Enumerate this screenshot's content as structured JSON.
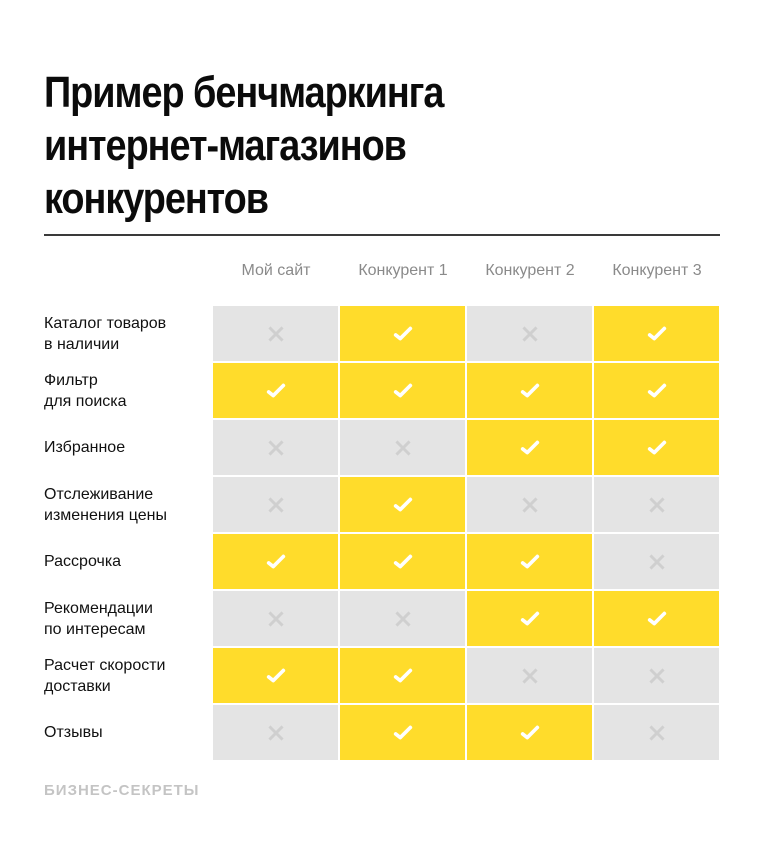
{
  "title": {
    "lines": [
      "Пример бенчмаркинга",
      "интернет-магазинов",
      "конкурентов"
    ]
  },
  "colors": {
    "yes": "#ffdc2b",
    "no": "#e4e4e4",
    "header_text": "#8a8a8a",
    "rule": "#3a3a3a"
  },
  "columns": [
    "Мой сайт",
    "Конкурент 1",
    "Конкурент 2",
    "Конкурент 3"
  ],
  "rows": [
    {
      "label": "Каталог товаров\nв наличии",
      "values": [
        false,
        true,
        false,
        true
      ]
    },
    {
      "label": "Фильтр\nдля поиска",
      "values": [
        true,
        true,
        true,
        true
      ]
    },
    {
      "label": "Избранное",
      "values": [
        false,
        false,
        true,
        true
      ]
    },
    {
      "label": "Отслеживание\nизменения цены",
      "values": [
        false,
        true,
        false,
        false
      ]
    },
    {
      "label": "Рассрочка",
      "values": [
        true,
        true,
        true,
        false
      ]
    },
    {
      "label": "Рекомендации\nпо интересам",
      "values": [
        false,
        false,
        true,
        true
      ]
    },
    {
      "label": "Расчет скорости\nдоставки",
      "values": [
        true,
        true,
        false,
        false
      ]
    },
    {
      "label": "Отзывы",
      "values": [
        false,
        true,
        true,
        false
      ]
    }
  ],
  "icons": {
    "yes": "check-icon",
    "no": "cross-icon"
  },
  "brand": "БИЗНЕС-СЕКРЕТЫ"
}
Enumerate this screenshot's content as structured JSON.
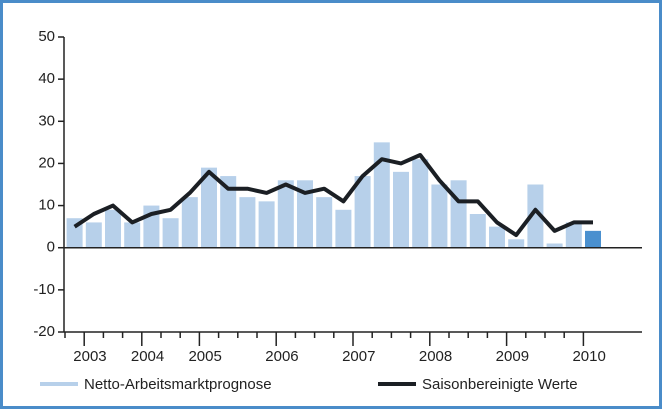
{
  "chart_data": {
    "type": "bar_line",
    "categories": [
      null,
      "2003",
      null,
      null,
      "2004",
      null,
      null,
      "2005",
      null,
      null,
      null,
      "2006",
      null,
      null,
      null,
      "2007",
      null,
      null,
      null,
      "2008",
      null,
      null,
      null,
      "2009",
      null,
      null,
      null,
      "2010"
    ],
    "series": [
      {
        "name": "Netto-Arbeitsmarktprognose",
        "color": "#b7d0ea",
        "bar_colors": [
          "#b7d0ea",
          "#b7d0ea",
          "#b7d0ea",
          "#b7d0ea",
          "#b7d0ea",
          "#b7d0ea",
          "#b7d0ea",
          "#b7d0ea",
          "#b7d0ea",
          "#b7d0ea",
          "#b7d0ea",
          "#b7d0ea",
          "#b7d0ea",
          "#b7d0ea",
          "#b7d0ea",
          "#b7d0ea",
          "#b7d0ea",
          "#b7d0ea",
          "#b7d0ea",
          "#b7d0ea",
          "#b7d0ea",
          "#b7d0ea",
          "#b7d0ea",
          "#b7d0ea",
          "#b7d0ea",
          "#b7d0ea",
          "#b7d0ea",
          "#4a90cf"
        ],
        "values": [
          7,
          6,
          9,
          6,
          10,
          7,
          12,
          19,
          17,
          12,
          11,
          16,
          16,
          12,
          9,
          17,
          25,
          18,
          21,
          15,
          16,
          8,
          5,
          2,
          15,
          1,
          6,
          4
        ]
      },
      {
        "name": "Saisonbereinigte Werte",
        "color": "#1b1f24",
        "values": [
          5,
          8,
          10,
          6,
          8,
          9,
          13,
          18,
          14,
          14,
          13,
          15,
          13,
          14,
          11,
          17,
          21,
          20,
          22,
          16,
          11,
          11,
          6,
          3,
          9,
          4,
          6,
          6
        ]
      }
    ],
    "ylim": [
      -20,
      50
    ],
    "yticks": [
      -20,
      -10,
      0,
      10,
      20,
      30,
      40,
      50
    ]
  }
}
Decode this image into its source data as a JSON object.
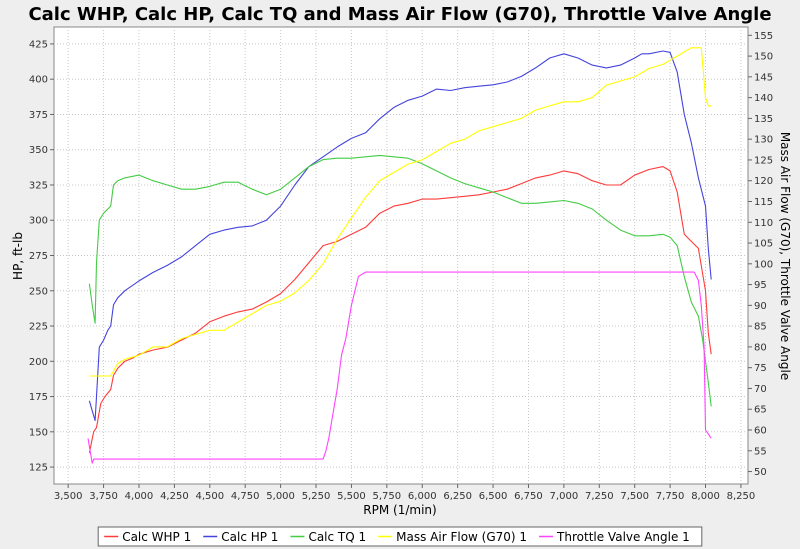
{
  "chart_data": {
    "type": "line",
    "title": "Calc WHP, Calc HP, Calc TQ and Mass Air Flow (G70), Throttle Valve Angle",
    "xlabel": "RPM (1/min)",
    "ylabel_left": "HP, ft-lb",
    "ylabel_right": "Mass Air Flow (G70), Throttle Valve Angle",
    "xlim": [
      3400,
      8300
    ],
    "ylim_left": [
      113,
      437
    ],
    "ylim_right": [
      47,
      157
    ],
    "x_ticks": [
      "3,500",
      "3,750",
      "4,000",
      "4,250",
      "4,500",
      "4,750",
      "5,000",
      "5,250",
      "5,500",
      "5,750",
      "6,000",
      "6,250",
      "6,500",
      "6,750",
      "7,000",
      "7,250",
      "7,500",
      "7,750",
      "8,000",
      "8,250"
    ],
    "y_left_ticks": [
      "125",
      "150",
      "175",
      "200",
      "225",
      "250",
      "275",
      "300",
      "325",
      "350",
      "375",
      "400",
      "425"
    ],
    "y_right_ticks": [
      "50",
      "55",
      "60",
      "65",
      "70",
      "75",
      "80",
      "85",
      "90",
      "95",
      "100",
      "105",
      "110",
      "115",
      "120",
      "125",
      "130",
      "135",
      "140",
      "145",
      "150",
      "155"
    ],
    "grid": true,
    "legend_position": "bottom",
    "series": [
      {
        "name": "Calc WHP 1",
        "color": "#ff3b3b",
        "axis": "left",
        "x": [
          3650,
          3670,
          3680,
          3700,
          3730,
          3760,
          3800,
          3820,
          3850,
          3900,
          3950,
          4000,
          4100,
          4200,
          4300,
          4400,
          4500,
          4600,
          4700,
          4800,
          4900,
          5000,
          5100,
          5200,
          5300,
          5400,
          5500,
          5600,
          5700,
          5800,
          5900,
          6000,
          6100,
          6200,
          6300,
          6400,
          6500,
          6600,
          6700,
          6800,
          6900,
          7000,
          7100,
          7200,
          7300,
          7400,
          7500,
          7600,
          7700,
          7750,
          7800,
          7850,
          7900,
          7950,
          8000,
          8020,
          8040
        ],
        "y": [
          135,
          145,
          150,
          153,
          170,
          175,
          180,
          190,
          195,
          200,
          202,
          205,
          208,
          210,
          215,
          220,
          228,
          232,
          235,
          237,
          242,
          248,
          258,
          270,
          282,
          285,
          290,
          295,
          305,
          310,
          312,
          315,
          315,
          316,
          317,
          318,
          320,
          322,
          326,
          330,
          332,
          335,
          333,
          328,
          325,
          325,
          332,
          336,
          338,
          335,
          320,
          290,
          285,
          280,
          250,
          220,
          205
        ]
      },
      {
        "name": "Calc HP 1",
        "color": "#4444dd",
        "axis": "left",
        "x": [
          3650,
          3670,
          3690,
          3700,
          3720,
          3750,
          3780,
          3800,
          3820,
          3850,
          3900,
          4000,
          4100,
          4200,
          4300,
          4400,
          4500,
          4600,
          4700,
          4800,
          4900,
          5000,
          5100,
          5200,
          5300,
          5400,
          5500,
          5600,
          5700,
          5800,
          5900,
          6000,
          6100,
          6200,
          6300,
          6400,
          6500,
          6600,
          6700,
          6800,
          6900,
          7000,
          7100,
          7200,
          7300,
          7400,
          7500,
          7550,
          7600,
          7700,
          7750,
          7800,
          7850,
          7900,
          7950,
          8000,
          8020,
          8040
        ],
        "y": [
          172,
          165,
          158,
          175,
          210,
          215,
          222,
          225,
          240,
          245,
          250,
          257,
          263,
          268,
          274,
          282,
          290,
          293,
          295,
          296,
          300,
          310,
          325,
          338,
          345,
          352,
          358,
          362,
          372,
          380,
          385,
          388,
          393,
          392,
          394,
          395,
          396,
          398,
          402,
          408,
          415,
          418,
          415,
          410,
          408,
          410,
          415,
          418,
          418,
          420,
          419,
          405,
          375,
          355,
          330,
          310,
          280,
          258
        ]
      },
      {
        "name": "Calc TQ 1",
        "color": "#44cc44",
        "axis": "left",
        "x": [
          3650,
          3670,
          3690,
          3700,
          3720,
          3750,
          3800,
          3820,
          3850,
          3900,
          4000,
          4100,
          4200,
          4300,
          4400,
          4500,
          4600,
          4700,
          4800,
          4900,
          5000,
          5100,
          5200,
          5300,
          5400,
          5500,
          5600,
          5700,
          5800,
          5900,
          6000,
          6100,
          6200,
          6300,
          6400,
          6500,
          6600,
          6700,
          6800,
          6900,
          7000,
          7100,
          7200,
          7300,
          7400,
          7500,
          7600,
          7700,
          7750,
          7800,
          7850,
          7900,
          7950,
          7980,
          8000,
          8020,
          8040
        ],
        "y": [
          255,
          240,
          227,
          270,
          300,
          305,
          310,
          325,
          328,
          330,
          332,
          328,
          325,
          322,
          322,
          324,
          327,
          327,
          322,
          318,
          322,
          330,
          338,
          343,
          344,
          344,
          345,
          346,
          345,
          344,
          340,
          335,
          330,
          326,
          323,
          320,
          316,
          312,
          312,
          313,
          314,
          312,
          308,
          300,
          293,
          289,
          289,
          290,
          288,
          282,
          260,
          242,
          232,
          215,
          200,
          185,
          168
        ]
      },
      {
        "name": "Mass Air Flow (G70) 1",
        "color": "#ffff00",
        "axis": "right",
        "x": [
          3650,
          3700,
          3750,
          3800,
          3850,
          3900,
          4000,
          4100,
          4200,
          4300,
          4400,
          4500,
          4600,
          4700,
          4800,
          4900,
          5000,
          5100,
          5200,
          5300,
          5400,
          5500,
          5600,
          5700,
          5800,
          5900,
          6000,
          6100,
          6200,
          6300,
          6400,
          6500,
          6600,
          6700,
          6800,
          6900,
          7000,
          7100,
          7200,
          7300,
          7400,
          7500,
          7600,
          7700,
          7750,
          7800,
          7850,
          7900,
          7950,
          7970,
          8000,
          8020,
          8040
        ],
        "y": [
          73,
          73,
          73,
          73,
          76,
          77,
          78,
          80,
          80,
          82,
          83,
          84,
          84,
          86,
          88,
          90,
          91,
          93,
          96,
          100,
          106,
          111,
          116,
          120,
          122,
          124,
          125,
          127,
          129,
          130,
          132,
          133,
          134,
          135,
          137,
          138,
          139,
          139,
          140,
          143,
          144,
          145,
          147,
          148,
          149,
          150,
          151,
          152,
          152,
          152,
          140,
          138,
          138
        ]
      },
      {
        "name": "Throttle Valve Angle 1",
        "color": "#ff44ff",
        "axis": "right",
        "x": [
          3640,
          3650,
          3660,
          3670,
          3680,
          3700,
          5300,
          5320,
          5340,
          5360,
          5400,
          5430,
          5460,
          5500,
          5550,
          5600,
          7900,
          7920,
          7950,
          7970,
          7990,
          8000,
          8020,
          8040
        ],
        "y": [
          58,
          56,
          54,
          52,
          53,
          53,
          53,
          55,
          58,
          62,
          70,
          78,
          82,
          90,
          97,
          98,
          98,
          98,
          96,
          90,
          80,
          60,
          59,
          58
        ]
      }
    ]
  }
}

* **The task**:
Report all lines of the data above that include the string "Throttle".

* **Full answer**:
    "title": "Calc WHP, Calc HP, Calc TQ and Mass Air Flow (G70), Throttle Valve Angle",
    "ylabel_right": "Mass Air Flow (G70), Throttle Valve Angle",
        "name": "Throttle Valve Angle 1",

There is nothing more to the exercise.